===== Data entries =====

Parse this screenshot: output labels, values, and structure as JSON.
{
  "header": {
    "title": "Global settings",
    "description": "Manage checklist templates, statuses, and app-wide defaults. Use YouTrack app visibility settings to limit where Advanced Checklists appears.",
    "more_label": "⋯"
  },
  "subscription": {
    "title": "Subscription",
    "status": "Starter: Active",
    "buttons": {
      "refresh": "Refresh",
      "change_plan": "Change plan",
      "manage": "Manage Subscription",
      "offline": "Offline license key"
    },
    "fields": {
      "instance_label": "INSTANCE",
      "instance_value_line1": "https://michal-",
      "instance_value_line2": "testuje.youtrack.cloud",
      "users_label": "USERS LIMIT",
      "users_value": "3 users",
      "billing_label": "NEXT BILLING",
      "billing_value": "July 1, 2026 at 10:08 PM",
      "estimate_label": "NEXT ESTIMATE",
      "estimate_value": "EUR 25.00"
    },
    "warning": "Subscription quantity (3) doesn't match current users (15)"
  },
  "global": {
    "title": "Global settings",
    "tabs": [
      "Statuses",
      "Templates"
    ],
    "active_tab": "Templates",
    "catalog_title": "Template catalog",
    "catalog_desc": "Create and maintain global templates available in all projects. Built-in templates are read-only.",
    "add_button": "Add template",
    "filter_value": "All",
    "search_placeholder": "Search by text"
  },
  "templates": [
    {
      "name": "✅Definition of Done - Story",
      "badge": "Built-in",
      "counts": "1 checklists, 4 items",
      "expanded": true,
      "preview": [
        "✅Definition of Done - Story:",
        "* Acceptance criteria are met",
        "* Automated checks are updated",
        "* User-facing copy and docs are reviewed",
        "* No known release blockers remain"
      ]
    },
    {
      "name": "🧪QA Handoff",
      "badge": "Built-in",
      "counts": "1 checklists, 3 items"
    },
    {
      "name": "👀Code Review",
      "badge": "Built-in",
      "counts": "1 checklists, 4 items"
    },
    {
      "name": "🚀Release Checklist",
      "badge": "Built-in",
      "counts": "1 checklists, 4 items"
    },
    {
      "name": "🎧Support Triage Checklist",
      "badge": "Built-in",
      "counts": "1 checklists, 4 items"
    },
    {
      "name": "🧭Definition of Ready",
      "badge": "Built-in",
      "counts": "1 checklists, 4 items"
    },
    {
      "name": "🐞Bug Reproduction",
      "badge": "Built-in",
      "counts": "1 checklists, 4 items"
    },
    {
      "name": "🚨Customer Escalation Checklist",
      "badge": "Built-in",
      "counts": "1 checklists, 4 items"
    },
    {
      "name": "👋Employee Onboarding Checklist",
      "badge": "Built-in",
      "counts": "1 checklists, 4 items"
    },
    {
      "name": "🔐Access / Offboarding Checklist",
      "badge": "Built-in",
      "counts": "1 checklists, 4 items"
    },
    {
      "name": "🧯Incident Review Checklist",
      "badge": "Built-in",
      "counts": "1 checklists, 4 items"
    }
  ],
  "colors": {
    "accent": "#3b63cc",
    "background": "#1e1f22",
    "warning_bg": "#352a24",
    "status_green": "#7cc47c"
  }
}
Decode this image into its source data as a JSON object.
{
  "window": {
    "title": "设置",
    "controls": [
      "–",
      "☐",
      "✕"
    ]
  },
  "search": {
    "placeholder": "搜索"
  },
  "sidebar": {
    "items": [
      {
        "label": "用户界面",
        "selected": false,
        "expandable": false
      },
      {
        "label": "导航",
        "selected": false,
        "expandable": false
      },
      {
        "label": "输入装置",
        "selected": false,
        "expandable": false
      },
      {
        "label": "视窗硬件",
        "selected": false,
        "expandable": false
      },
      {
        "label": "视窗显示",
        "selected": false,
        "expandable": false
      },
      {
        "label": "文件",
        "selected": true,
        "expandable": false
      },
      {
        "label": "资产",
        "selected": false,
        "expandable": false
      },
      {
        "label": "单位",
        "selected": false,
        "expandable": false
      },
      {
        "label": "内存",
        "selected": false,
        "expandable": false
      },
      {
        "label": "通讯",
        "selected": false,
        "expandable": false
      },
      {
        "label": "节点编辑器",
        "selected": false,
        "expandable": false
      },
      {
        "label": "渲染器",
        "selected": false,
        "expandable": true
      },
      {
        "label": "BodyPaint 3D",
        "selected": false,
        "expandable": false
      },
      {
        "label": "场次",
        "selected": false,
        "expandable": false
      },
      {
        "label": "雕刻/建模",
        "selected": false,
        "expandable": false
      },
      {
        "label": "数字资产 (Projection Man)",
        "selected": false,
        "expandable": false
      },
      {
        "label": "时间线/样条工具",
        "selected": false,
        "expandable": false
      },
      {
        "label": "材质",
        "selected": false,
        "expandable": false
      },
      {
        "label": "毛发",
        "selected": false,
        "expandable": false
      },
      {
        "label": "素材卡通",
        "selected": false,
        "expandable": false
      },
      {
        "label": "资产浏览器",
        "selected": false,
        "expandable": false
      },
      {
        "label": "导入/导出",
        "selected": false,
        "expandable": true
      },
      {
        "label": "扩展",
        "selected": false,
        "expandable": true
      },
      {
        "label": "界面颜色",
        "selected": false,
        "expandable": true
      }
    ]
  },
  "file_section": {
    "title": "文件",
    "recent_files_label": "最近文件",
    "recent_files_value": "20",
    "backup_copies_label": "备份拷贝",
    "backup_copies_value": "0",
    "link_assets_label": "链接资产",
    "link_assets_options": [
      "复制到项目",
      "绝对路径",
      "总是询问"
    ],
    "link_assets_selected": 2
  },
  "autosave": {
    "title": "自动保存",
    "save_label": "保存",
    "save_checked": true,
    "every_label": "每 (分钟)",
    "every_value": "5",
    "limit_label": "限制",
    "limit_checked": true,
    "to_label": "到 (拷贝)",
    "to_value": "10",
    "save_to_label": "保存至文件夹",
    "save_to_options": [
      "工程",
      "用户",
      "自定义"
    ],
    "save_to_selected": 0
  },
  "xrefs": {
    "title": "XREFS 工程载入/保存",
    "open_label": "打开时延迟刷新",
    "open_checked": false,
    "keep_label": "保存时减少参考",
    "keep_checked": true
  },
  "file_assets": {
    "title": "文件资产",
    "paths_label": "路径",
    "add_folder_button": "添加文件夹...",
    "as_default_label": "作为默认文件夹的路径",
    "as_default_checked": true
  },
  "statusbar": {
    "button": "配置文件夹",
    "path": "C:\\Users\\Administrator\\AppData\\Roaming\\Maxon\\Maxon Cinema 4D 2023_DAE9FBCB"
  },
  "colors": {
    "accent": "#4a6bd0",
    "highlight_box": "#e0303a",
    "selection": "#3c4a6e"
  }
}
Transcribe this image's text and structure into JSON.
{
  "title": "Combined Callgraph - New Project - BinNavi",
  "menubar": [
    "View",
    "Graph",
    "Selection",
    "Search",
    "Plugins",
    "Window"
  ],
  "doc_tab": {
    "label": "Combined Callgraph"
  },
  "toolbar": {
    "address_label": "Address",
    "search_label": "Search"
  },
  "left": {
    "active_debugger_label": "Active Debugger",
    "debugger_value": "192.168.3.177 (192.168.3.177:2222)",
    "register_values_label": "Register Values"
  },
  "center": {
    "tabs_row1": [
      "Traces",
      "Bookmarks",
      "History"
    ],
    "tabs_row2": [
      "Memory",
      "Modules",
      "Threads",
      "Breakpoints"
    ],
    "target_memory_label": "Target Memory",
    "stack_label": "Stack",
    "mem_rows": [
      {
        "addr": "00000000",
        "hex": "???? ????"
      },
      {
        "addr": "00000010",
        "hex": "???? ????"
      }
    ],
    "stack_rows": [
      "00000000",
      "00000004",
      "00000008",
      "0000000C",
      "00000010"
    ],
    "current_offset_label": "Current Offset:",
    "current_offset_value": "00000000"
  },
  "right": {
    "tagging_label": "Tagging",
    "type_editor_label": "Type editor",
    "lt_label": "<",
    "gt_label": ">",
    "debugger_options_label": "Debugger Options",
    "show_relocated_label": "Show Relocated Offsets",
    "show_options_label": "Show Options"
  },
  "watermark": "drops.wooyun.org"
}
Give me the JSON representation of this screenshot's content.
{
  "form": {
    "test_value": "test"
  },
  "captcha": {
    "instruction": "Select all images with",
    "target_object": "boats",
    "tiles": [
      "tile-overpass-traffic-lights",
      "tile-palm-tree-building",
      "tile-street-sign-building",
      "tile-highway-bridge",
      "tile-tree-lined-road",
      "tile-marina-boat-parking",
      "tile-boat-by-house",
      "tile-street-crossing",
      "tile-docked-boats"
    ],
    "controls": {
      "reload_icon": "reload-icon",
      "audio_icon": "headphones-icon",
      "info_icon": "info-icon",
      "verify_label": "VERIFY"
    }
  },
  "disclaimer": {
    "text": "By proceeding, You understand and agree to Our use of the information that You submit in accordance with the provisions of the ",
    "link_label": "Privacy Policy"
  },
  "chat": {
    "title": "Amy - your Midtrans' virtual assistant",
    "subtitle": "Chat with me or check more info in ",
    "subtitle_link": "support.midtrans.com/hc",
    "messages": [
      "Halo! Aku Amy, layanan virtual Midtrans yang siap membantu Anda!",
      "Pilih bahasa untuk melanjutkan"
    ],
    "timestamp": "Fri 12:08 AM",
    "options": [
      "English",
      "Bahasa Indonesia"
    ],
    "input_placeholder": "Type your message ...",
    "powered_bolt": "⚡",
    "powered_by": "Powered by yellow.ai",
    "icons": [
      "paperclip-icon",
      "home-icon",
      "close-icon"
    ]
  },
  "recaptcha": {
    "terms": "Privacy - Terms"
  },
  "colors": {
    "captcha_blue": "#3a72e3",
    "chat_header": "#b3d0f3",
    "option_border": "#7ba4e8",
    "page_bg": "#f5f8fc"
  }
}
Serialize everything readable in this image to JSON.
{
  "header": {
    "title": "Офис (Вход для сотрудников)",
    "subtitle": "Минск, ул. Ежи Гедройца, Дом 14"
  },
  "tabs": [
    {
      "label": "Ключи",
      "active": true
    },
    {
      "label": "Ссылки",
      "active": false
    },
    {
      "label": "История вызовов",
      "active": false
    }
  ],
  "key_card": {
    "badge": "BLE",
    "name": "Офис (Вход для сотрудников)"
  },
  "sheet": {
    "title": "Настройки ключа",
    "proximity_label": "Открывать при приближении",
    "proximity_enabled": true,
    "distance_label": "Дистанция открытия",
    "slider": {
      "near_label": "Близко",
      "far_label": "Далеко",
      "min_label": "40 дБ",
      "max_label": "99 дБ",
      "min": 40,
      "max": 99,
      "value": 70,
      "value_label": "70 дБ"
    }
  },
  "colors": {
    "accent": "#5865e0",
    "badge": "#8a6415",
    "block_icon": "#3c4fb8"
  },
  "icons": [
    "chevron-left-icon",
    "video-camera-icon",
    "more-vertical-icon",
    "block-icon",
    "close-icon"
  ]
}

=====

§ Requirements
Report all lines of the material that contain the word "your".

§ Result for this task
    "title": "Amy - your Midtrans' virtual assistant",
    "input_placeholder": "Type your message ...",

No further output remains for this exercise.